-- Start of Supplied records --

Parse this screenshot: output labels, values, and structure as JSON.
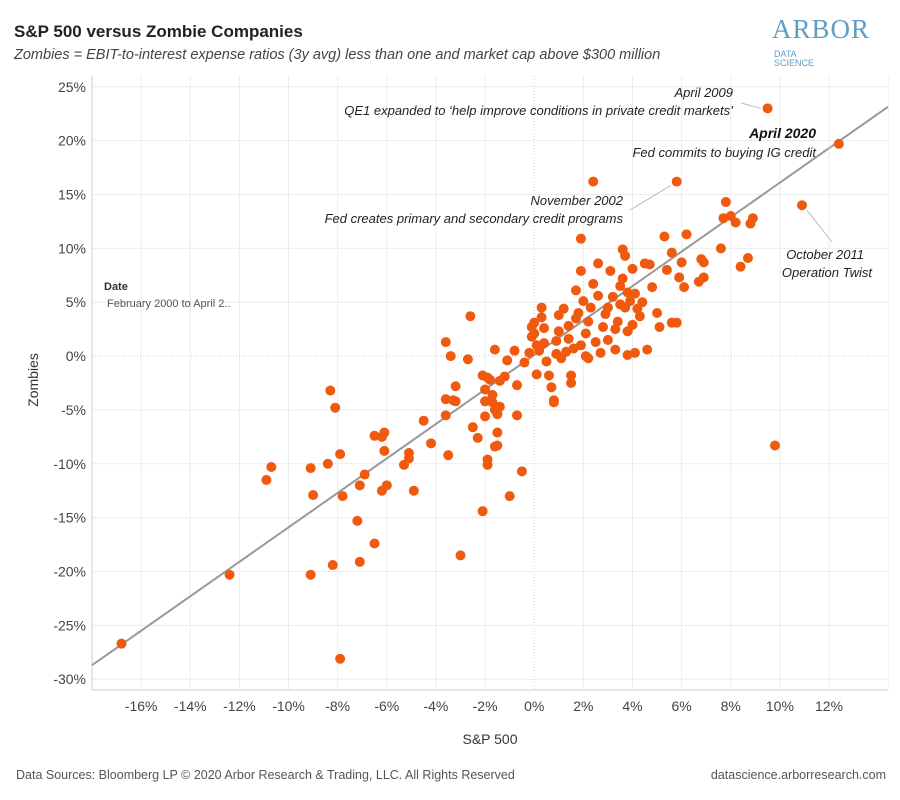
{
  "header": {
    "title": "S&P 500 versus Zombie Companies",
    "subtitle": "Zombies = EBIT-to-interest expense ratios (3y avg) less than one and market cap above $300 million"
  },
  "logo": {
    "main": "ARBOR",
    "line1": "DATA",
    "line2": "SCIENCE"
  },
  "footer": {
    "left": "Data Sources: Bloomberg LP © 2020 Arbor Research & Trading, LLC. All Rights Reserved",
    "right": "datascience.arborresearch.com"
  },
  "filter": {
    "label": "Date",
    "value": "February 2000 to April 2.."
  },
  "colors": {
    "point": "#f05a0e",
    "trend": "#999999",
    "grid": "#ececec"
  },
  "chart_data": {
    "type": "scatter",
    "xlabel": "S&P 500",
    "ylabel": "Zombies",
    "xlim": [
      -18,
      14.4
    ],
    "ylim": [
      -31,
      26
    ],
    "x_ticks": [
      -16,
      -14,
      -12,
      -10,
      -8,
      -6,
      -4,
      -2,
      0,
      2,
      4,
      6,
      8,
      10,
      12
    ],
    "y_ticks": [
      -30,
      -25,
      -20,
      -15,
      -10,
      -5,
      0,
      5,
      10,
      15,
      20,
      25
    ],
    "x_tick_labels": [
      "-16%",
      "-14%",
      "-12%",
      "-10%",
      "-8%",
      "-6%",
      "-4%",
      "-2%",
      "0%",
      "2%",
      "4%",
      "6%",
      "8%",
      "10%",
      "12%"
    ],
    "y_tick_labels": [
      "-30%",
      "-25%",
      "-20%",
      "-15%",
      "-10%",
      "-5%",
      "0%",
      "5%",
      "10%",
      "15%",
      "20%",
      "25%"
    ],
    "trendline": {
      "slope": 1.6,
      "intercept": 0.1
    },
    "annotations": [
      {
        "lines": [
          "April 2009",
          "QE1 expanded to ‘help improve conditions in private credit markets’"
        ],
        "point": [
          9.5,
          23
        ]
      },
      {
        "lines": [
          "April 2020",
          "Fed commits to buying IG credit"
        ],
        "point": [
          12.4,
          19.7
        ],
        "bold_first": true
      },
      {
        "lines": [
          "November 2002",
          "Fed creates primary and secondary credit programs"
        ],
        "point": [
          5.8,
          16.2
        ]
      },
      {
        "lines": [
          "October 2011",
          "Operation Twist"
        ],
        "point": [
          10.9,
          14
        ]
      }
    ],
    "points": [
      [
        -16.8,
        -26.7
      ],
      [
        -12.4,
        -20.3
      ],
      [
        -10.7,
        -10.3
      ],
      [
        -10.9,
        -11.5
      ],
      [
        -9.1,
        -20.3
      ],
      [
        -9.0,
        -12.9
      ],
      [
        -9.1,
        -10.4
      ],
      [
        -8.3,
        -3.2
      ],
      [
        -8.1,
        -4.8
      ],
      [
        -8.4,
        -10.0
      ],
      [
        -8.2,
        -19.4
      ],
      [
        -7.9,
        -9.1
      ],
      [
        -7.8,
        -13.0
      ],
      [
        -7.9,
        -28.1
      ],
      [
        -7.1,
        -12.0
      ],
      [
        -7.2,
        -15.3
      ],
      [
        -7.1,
        -19.1
      ],
      [
        -6.9,
        -11.0
      ],
      [
        -6.5,
        -7.4
      ],
      [
        -6.2,
        -7.5
      ],
      [
        -6.1,
        -7.1
      ],
      [
        -6.1,
        -8.8
      ],
      [
        -6.5,
        -17.4
      ],
      [
        -6.2,
        -12.5
      ],
      [
        -6.0,
        -12.0
      ],
      [
        -5.3,
        -10.1
      ],
      [
        -5.1,
        -9.5
      ],
      [
        -5.1,
        -9.0
      ],
      [
        -4.9,
        -12.5
      ],
      [
        -4.5,
        -6.0
      ],
      [
        -4.2,
        -8.1
      ],
      [
        -3.6,
        -4.0
      ],
      [
        -3.6,
        -5.5
      ],
      [
        -3.3,
        -4.1
      ],
      [
        -3.6,
        1.3
      ],
      [
        -3.4,
        0.0
      ],
      [
        -3.2,
        -2.8
      ],
      [
        -3.2,
        -4.2
      ],
      [
        -3.5,
        -9.2
      ],
      [
        -3.0,
        -18.5
      ],
      [
        -2.6,
        3.7
      ],
      [
        -2.7,
        -0.3
      ],
      [
        -2.5,
        -6.6
      ],
      [
        -2.3,
        -7.6
      ],
      [
        -2.1,
        -14.4
      ],
      [
        -1.9,
        -9.6
      ],
      [
        -1.9,
        -10.1
      ],
      [
        -2.0,
        -5.6
      ],
      [
        -2.0,
        -4.2
      ],
      [
        -1.9,
        -2.0
      ],
      [
        -2.0,
        -3.1
      ],
      [
        -2.1,
        -1.8
      ],
      [
        -1.8,
        -2.2
      ],
      [
        -1.7,
        -3.6
      ],
      [
        -1.7,
        -4.3
      ],
      [
        -1.6,
        -5.0
      ],
      [
        -1.5,
        -5.4
      ],
      [
        -1.5,
        -7.1
      ],
      [
        -1.6,
        -8.4
      ],
      [
        -1.5,
        -8.3
      ],
      [
        -1.4,
        -4.7
      ],
      [
        -1.4,
        -2.3
      ],
      [
        -1.6,
        0.6
      ],
      [
        -1.2,
        -1.9
      ],
      [
        -1.1,
        -0.4
      ],
      [
        -1.0,
        -13.0
      ],
      [
        -0.8,
        0.5
      ],
      [
        -0.7,
        -2.7
      ],
      [
        -0.7,
        -5.5
      ],
      [
        -0.5,
        -10.7
      ],
      [
        -0.4,
        -0.6
      ],
      [
        -0.2,
        0.3
      ],
      [
        -0.1,
        1.8
      ],
      [
        -0.1,
        2.7
      ],
      [
        0.0,
        3.1
      ],
      [
        0.0,
        2.1
      ],
      [
        0.1,
        1.0
      ],
      [
        0.1,
        -1.7
      ],
      [
        0.2,
        0.5
      ],
      [
        0.3,
        3.6
      ],
      [
        0.3,
        4.5
      ],
      [
        0.4,
        2.6
      ],
      [
        0.4,
        1.2
      ],
      [
        0.5,
        -0.5
      ],
      [
        0.6,
        -1.8
      ],
      [
        0.7,
        -2.9
      ],
      [
        0.8,
        -4.3
      ],
      [
        0.8,
        -4.1
      ],
      [
        0.9,
        0.2
      ],
      [
        0.9,
        1.4
      ],
      [
        1.0,
        2.3
      ],
      [
        1.0,
        3.8
      ],
      [
        1.1,
        -0.2
      ],
      [
        1.2,
        4.4
      ],
      [
        1.3,
        0.4
      ],
      [
        1.4,
        1.6
      ],
      [
        1.4,
        2.8
      ],
      [
        1.5,
        -1.8
      ],
      [
        1.5,
        -2.5
      ],
      [
        1.6,
        0.7
      ],
      [
        1.7,
        3.5
      ],
      [
        1.7,
        6.1
      ],
      [
        1.8,
        4.0
      ],
      [
        1.9,
        1.0
      ],
      [
        1.9,
        7.9
      ],
      [
        1.9,
        10.9
      ],
      [
        2.0,
        5.1
      ],
      [
        2.1,
        2.1
      ],
      [
        2.1,
        0.0
      ],
      [
        2.2,
        -0.2
      ],
      [
        2.2,
        3.2
      ],
      [
        2.3,
        4.5
      ],
      [
        2.4,
        6.7
      ],
      [
        2.4,
        16.2
      ],
      [
        2.5,
        1.3
      ],
      [
        2.6,
        5.6
      ],
      [
        2.6,
        8.6
      ],
      [
        2.7,
        0.3
      ],
      [
        2.8,
        2.7
      ],
      [
        2.9,
        3.9
      ],
      [
        3.0,
        4.5
      ],
      [
        3.0,
        1.5
      ],
      [
        3.1,
        7.9
      ],
      [
        3.2,
        5.5
      ],
      [
        3.3,
        0.6
      ],
      [
        3.3,
        2.5
      ],
      [
        3.4,
        3.2
      ],
      [
        3.5,
        4.8
      ],
      [
        3.5,
        6.5
      ],
      [
        3.6,
        7.2
      ],
      [
        3.6,
        9.9
      ],
      [
        3.7,
        9.3
      ],
      [
        3.7,
        4.5
      ],
      [
        3.8,
        5.9
      ],
      [
        3.8,
        2.3
      ],
      [
        3.8,
        0.1
      ],
      [
        3.9,
        5.1
      ],
      [
        4.0,
        8.1
      ],
      [
        4.0,
        2.9
      ],
      [
        4.1,
        0.3
      ],
      [
        4.1,
        5.8
      ],
      [
        4.2,
        4.4
      ],
      [
        4.3,
        3.7
      ],
      [
        4.4,
        5.0
      ],
      [
        4.5,
        8.6
      ],
      [
        4.6,
        0.6
      ],
      [
        4.7,
        8.5
      ],
      [
        4.8,
        6.4
      ],
      [
        5.0,
        4.0
      ],
      [
        5.1,
        2.7
      ],
      [
        5.3,
        11.1
      ],
      [
        5.4,
        8.0
      ],
      [
        5.6,
        3.1
      ],
      [
        5.6,
        9.6
      ],
      [
        5.8,
        3.1
      ],
      [
        5.8,
        16.2
      ],
      [
        5.9,
        7.3
      ],
      [
        6.0,
        8.7
      ],
      [
        6.1,
        6.4
      ],
      [
        6.2,
        11.3
      ],
      [
        6.7,
        6.9
      ],
      [
        6.8,
        9.0
      ],
      [
        6.9,
        8.7
      ],
      [
        6.9,
        7.3
      ],
      [
        7.6,
        10.0
      ],
      [
        7.7,
        12.8
      ],
      [
        7.8,
        14.3
      ],
      [
        8.0,
        13.0
      ],
      [
        8.2,
        12.4
      ],
      [
        8.4,
        8.3
      ],
      [
        8.7,
        9.1
      ],
      [
        8.8,
        12.3
      ],
      [
        8.9,
        12.8
      ],
      [
        9.5,
        23.0
      ],
      [
        9.8,
        -8.3
      ],
      [
        10.9,
        14.0
      ],
      [
        12.4,
        19.7
      ]
    ]
  }
}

-- End of Supplied records --

Each line in the listing above that contains "April" should be copied.

    "value": "February 2000 to April 2.."
          "April 2009",
          "April 2020",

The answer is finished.